**Aim**
Print exactly the lines from the line with "Type out the text in this image." to the last line of the data, please, both included.
## start
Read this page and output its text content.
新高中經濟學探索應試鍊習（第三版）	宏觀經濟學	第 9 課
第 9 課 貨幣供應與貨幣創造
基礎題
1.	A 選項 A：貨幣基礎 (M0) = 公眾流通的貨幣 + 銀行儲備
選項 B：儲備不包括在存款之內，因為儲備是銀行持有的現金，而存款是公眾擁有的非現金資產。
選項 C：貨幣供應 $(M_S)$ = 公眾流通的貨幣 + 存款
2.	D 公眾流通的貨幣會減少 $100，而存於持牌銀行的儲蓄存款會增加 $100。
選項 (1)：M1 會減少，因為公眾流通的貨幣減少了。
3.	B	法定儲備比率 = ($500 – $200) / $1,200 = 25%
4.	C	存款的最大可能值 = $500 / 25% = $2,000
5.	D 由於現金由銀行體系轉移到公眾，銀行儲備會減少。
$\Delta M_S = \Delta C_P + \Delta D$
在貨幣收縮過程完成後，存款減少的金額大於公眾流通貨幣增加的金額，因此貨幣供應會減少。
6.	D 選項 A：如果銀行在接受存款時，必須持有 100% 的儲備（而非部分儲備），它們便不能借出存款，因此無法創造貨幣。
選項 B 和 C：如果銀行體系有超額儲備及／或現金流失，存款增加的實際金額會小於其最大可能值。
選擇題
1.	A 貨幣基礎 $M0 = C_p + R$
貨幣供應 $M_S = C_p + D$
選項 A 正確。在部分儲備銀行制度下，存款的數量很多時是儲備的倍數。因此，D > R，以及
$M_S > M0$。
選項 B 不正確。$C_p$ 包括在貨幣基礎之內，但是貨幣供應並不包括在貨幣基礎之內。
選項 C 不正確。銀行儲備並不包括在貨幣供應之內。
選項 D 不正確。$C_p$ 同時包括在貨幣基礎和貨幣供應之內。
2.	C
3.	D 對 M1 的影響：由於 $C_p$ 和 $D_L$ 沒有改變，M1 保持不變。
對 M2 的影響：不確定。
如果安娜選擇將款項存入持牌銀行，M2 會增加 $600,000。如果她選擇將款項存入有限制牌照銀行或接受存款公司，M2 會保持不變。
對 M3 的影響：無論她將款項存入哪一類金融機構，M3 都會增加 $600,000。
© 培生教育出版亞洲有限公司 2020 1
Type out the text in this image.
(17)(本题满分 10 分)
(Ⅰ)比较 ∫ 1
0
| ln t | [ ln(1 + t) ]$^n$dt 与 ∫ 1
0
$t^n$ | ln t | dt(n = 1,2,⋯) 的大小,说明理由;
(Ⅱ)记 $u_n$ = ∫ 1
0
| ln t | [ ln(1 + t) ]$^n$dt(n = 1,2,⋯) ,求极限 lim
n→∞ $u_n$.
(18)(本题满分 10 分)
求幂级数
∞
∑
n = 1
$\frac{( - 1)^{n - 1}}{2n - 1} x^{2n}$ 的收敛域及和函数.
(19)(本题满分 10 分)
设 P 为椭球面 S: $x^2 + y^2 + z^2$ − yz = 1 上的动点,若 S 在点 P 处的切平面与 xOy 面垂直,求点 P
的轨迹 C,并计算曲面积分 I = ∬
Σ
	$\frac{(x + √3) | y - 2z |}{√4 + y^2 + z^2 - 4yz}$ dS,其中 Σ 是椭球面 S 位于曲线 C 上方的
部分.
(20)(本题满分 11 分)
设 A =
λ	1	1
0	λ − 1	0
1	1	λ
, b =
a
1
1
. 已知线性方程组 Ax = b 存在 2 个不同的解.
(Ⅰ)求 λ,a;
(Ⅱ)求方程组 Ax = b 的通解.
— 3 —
## end
**Solution for this task**
Type out the text in this image.
(17)(本题满分 10 分)
(Ⅰ)比较 ∫ 1
0
| ln t | [ ln(1 + t) ]$^n$dt 与 ∫ 1
0
$t^n$ | ln t | dt(n = 1,2,⋯) 的大小,说明理由;
(Ⅱ)记 $u_n$ = ∫ 1
0
| ln t | [ ln(1 + t) ]$^n$dt(n = 1,2,⋯) ,求极限 lim
n→∞ $u_n$.
(18)(本题满分 10 分)
求幂级数
∞
∑
n = 1
$\frac{( - 1)^{n - 1}}{2n - 1} x^{2n}$ 的收敛域及和函数.
(19)(本题满分 10 分)
设 P 为椭球面 S: $x^2 + y^2 + z^2$ − yz = 1 上的动点,若 S 在点 P 处的切平面与 xOy 面垂直,求点 P
的轨迹 C,并计算曲面积分 I = ∬
Σ
	$\frac{(x + √3) | y - 2z |}{√4 + y^2 + z^2 - 4yz}$ dS,其中 Σ 是椭球面 S 位于曲线 C 上方的
部分.
(20)(本题满分 11 分)
设 A =
λ	1	1
0	λ − 1	0
1	1	λ
, b =
a
1
1
. 已知线性方程组 Ax = b 存在 2 个不同的解.
(Ⅰ)求 λ,a;
(Ⅱ)求方程组 Ax = b 的通解.
— 3 —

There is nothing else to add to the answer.